Copy each line of the entries that contains the word "templates".
##### WORKING DATA #####
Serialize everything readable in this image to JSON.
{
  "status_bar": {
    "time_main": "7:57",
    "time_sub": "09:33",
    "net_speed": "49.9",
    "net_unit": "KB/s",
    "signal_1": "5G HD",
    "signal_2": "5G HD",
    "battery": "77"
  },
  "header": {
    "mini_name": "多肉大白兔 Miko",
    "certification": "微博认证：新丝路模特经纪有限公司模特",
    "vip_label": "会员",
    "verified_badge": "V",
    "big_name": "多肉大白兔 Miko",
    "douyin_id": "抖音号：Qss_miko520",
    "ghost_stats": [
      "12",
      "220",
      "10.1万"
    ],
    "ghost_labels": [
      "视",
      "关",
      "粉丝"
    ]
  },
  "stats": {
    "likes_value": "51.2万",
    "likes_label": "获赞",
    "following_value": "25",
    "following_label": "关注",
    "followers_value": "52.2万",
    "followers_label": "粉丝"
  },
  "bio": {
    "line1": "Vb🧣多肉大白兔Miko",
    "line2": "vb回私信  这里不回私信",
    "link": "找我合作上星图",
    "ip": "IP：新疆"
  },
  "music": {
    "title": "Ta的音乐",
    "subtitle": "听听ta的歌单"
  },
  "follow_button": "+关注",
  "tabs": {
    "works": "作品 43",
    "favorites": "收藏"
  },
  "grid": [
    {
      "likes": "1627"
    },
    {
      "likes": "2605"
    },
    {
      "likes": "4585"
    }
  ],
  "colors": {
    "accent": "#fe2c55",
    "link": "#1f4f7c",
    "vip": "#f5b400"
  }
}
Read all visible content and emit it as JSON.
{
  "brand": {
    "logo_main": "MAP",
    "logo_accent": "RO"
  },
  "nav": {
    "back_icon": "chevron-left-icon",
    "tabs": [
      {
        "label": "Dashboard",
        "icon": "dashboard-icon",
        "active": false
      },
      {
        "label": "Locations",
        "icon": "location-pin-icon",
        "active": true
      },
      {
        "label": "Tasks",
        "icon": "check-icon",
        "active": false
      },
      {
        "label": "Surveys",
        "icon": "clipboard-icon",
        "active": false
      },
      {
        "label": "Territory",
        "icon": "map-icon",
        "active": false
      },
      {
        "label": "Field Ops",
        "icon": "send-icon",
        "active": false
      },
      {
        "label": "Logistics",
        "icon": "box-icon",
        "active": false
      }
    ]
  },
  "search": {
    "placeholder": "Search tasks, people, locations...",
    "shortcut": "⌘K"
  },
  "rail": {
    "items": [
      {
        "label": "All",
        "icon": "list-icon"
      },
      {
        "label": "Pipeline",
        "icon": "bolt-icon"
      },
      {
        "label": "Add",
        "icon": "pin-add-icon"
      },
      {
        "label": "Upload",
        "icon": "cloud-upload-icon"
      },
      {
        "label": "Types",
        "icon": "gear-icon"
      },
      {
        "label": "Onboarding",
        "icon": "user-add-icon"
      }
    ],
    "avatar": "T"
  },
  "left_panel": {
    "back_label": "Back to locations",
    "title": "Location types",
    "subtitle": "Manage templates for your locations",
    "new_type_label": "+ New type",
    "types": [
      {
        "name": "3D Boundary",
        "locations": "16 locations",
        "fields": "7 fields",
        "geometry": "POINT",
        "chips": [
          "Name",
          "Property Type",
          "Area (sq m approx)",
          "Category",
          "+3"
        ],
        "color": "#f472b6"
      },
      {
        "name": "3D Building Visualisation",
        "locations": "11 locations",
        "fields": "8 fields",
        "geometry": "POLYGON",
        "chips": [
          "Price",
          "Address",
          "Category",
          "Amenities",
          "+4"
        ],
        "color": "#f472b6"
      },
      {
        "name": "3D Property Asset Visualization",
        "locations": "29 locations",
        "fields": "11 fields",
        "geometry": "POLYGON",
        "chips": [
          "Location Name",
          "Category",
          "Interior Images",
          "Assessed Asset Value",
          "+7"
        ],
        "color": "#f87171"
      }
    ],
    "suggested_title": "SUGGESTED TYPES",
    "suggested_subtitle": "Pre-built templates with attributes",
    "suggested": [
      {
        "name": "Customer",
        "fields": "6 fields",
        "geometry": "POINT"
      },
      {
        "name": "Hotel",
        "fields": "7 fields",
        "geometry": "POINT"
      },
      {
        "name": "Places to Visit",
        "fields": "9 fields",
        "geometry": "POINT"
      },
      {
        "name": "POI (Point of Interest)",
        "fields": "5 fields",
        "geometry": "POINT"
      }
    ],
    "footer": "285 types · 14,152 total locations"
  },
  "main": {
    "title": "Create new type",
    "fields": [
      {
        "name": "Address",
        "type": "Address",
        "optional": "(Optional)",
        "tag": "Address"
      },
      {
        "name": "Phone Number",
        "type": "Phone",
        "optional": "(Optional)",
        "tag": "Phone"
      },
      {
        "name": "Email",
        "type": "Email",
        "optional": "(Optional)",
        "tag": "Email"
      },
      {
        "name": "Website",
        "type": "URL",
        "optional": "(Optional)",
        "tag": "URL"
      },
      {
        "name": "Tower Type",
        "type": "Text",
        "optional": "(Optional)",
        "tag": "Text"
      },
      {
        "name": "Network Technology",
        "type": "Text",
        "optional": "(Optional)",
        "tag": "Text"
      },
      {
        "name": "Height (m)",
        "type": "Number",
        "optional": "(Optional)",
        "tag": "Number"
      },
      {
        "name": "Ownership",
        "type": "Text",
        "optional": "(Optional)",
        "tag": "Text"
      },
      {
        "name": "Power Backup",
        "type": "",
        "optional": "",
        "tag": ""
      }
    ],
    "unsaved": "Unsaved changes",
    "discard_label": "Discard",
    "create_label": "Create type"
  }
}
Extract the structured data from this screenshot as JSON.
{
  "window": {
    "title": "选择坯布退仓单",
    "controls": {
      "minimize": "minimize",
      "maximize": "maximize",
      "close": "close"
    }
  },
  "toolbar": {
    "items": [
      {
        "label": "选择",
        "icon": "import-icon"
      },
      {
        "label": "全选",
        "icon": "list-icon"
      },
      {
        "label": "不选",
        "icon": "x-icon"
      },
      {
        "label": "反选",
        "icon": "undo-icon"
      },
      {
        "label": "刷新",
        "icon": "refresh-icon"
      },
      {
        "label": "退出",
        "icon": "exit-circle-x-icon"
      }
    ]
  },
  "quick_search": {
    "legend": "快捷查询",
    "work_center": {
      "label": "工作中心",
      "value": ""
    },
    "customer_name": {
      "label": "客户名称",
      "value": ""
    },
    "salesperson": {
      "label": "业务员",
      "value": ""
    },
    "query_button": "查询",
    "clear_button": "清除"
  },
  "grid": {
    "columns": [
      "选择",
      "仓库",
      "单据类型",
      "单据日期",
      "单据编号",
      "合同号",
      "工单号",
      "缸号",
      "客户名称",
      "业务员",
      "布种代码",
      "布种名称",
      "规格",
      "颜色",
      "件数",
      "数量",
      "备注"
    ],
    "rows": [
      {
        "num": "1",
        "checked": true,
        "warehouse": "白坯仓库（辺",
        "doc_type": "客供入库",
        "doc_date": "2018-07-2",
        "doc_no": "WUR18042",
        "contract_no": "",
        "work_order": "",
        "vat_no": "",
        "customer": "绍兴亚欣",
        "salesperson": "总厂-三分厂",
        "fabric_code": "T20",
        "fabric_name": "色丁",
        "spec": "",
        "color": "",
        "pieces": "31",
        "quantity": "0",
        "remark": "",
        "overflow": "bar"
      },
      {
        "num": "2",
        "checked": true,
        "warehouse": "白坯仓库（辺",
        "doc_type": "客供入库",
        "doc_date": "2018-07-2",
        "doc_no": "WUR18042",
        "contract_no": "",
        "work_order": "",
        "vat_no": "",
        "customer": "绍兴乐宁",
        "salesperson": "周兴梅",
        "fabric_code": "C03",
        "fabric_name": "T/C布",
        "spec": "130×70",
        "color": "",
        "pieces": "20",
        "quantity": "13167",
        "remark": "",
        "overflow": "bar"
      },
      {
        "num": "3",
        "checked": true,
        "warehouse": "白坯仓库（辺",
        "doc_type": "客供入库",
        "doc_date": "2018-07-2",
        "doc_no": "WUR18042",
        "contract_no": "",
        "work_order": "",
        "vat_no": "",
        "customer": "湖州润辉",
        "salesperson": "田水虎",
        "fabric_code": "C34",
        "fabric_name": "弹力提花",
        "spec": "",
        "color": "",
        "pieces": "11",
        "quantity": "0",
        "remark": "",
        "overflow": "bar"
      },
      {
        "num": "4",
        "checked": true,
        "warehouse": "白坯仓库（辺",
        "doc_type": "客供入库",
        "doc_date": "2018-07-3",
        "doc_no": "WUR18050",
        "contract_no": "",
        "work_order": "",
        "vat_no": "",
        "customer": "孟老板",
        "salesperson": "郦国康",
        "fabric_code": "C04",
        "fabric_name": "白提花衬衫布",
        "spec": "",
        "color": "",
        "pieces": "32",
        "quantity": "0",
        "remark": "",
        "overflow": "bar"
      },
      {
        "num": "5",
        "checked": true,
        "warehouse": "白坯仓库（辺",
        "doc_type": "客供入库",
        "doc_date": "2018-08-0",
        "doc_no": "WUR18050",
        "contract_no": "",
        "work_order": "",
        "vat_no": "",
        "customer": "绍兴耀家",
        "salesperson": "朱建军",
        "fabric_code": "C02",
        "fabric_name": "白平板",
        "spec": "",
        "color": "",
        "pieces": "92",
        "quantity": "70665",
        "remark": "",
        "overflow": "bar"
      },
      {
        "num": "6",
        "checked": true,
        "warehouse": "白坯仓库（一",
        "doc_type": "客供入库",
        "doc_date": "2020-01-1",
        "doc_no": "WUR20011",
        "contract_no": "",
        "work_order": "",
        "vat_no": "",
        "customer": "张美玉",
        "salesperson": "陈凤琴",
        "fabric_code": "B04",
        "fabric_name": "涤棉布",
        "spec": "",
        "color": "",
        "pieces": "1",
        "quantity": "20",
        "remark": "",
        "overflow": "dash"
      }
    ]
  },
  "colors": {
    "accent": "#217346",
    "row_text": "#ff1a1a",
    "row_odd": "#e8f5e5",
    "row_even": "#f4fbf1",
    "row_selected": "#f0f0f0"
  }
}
#####
THE RESPONSE
    "subtitle": "Manage templates for your locations",
    "suggested_subtitle": "Pre-built templates with attributes",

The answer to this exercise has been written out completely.